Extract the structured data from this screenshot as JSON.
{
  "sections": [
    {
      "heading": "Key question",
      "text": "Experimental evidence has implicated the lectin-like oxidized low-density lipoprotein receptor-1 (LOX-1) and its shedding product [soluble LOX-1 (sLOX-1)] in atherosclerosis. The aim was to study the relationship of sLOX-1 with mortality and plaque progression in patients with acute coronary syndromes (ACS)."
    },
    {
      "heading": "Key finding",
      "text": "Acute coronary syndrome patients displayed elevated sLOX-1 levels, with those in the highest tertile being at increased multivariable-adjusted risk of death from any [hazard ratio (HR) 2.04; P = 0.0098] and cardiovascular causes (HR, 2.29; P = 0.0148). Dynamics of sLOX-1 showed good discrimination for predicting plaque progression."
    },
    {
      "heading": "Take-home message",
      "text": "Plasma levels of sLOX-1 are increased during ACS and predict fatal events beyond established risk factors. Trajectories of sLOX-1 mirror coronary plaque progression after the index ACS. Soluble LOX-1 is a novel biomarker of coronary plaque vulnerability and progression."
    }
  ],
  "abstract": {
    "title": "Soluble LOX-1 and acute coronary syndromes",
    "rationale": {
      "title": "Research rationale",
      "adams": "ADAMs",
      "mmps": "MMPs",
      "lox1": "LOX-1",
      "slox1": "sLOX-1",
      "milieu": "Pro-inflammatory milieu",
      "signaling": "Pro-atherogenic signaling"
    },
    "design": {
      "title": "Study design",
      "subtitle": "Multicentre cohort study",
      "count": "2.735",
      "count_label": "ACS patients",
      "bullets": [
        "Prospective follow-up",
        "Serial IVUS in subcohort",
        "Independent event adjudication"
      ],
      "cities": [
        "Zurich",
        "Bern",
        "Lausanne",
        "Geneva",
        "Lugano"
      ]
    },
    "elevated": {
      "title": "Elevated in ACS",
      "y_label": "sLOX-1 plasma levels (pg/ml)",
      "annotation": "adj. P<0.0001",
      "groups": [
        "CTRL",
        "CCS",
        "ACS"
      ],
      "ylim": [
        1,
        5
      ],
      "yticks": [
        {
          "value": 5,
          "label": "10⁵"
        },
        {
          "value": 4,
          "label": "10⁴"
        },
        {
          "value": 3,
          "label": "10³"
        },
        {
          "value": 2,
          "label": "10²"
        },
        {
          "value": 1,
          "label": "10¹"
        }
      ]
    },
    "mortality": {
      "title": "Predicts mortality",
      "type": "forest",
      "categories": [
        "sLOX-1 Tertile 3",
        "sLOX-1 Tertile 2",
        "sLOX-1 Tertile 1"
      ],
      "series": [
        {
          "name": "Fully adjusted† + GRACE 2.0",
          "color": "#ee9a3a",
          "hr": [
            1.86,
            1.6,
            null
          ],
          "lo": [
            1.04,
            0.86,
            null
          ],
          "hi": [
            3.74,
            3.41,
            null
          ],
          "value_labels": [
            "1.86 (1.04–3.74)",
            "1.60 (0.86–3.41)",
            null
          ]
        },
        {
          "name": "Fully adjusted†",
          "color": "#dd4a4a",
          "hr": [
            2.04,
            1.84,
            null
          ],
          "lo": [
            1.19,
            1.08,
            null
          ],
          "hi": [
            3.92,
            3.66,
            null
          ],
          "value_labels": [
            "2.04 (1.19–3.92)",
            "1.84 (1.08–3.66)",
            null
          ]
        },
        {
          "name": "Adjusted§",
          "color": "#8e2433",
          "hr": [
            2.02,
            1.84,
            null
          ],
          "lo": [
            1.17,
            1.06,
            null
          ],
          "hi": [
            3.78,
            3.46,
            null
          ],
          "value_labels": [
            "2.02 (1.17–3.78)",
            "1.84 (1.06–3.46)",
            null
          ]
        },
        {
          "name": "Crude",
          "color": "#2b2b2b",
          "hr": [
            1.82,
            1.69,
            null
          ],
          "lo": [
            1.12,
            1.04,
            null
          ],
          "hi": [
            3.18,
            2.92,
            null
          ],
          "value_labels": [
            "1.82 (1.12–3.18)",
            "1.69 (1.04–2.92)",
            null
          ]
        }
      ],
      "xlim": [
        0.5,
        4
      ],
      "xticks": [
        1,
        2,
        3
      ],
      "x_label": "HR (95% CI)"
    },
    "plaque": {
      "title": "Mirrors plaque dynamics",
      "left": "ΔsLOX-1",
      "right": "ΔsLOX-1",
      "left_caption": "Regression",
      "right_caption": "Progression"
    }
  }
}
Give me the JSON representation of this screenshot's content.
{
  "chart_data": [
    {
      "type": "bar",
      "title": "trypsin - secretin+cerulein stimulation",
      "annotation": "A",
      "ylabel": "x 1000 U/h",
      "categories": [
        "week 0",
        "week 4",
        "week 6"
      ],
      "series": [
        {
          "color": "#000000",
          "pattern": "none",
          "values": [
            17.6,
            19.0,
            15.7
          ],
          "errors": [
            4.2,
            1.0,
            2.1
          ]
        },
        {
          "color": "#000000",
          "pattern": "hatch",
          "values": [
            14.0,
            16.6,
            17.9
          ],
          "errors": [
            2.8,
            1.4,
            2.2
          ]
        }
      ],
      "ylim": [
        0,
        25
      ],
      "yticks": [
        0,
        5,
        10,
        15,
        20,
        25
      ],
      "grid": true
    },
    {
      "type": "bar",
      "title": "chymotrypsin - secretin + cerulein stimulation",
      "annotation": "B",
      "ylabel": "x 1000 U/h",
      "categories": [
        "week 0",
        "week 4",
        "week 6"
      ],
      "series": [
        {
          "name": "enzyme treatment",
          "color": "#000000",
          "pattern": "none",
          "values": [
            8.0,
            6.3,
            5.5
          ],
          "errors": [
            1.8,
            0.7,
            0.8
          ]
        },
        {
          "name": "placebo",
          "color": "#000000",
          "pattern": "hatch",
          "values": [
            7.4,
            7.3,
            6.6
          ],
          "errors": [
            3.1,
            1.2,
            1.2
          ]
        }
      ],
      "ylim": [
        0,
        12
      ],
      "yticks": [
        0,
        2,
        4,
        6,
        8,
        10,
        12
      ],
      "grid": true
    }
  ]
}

-*-

Task brief:
Which lines above include the word "screenshot"? Show each one.

Your solution:
Extract the structured data from this screenshot as JSON.
Give me the JSON representation of this screenshot's content.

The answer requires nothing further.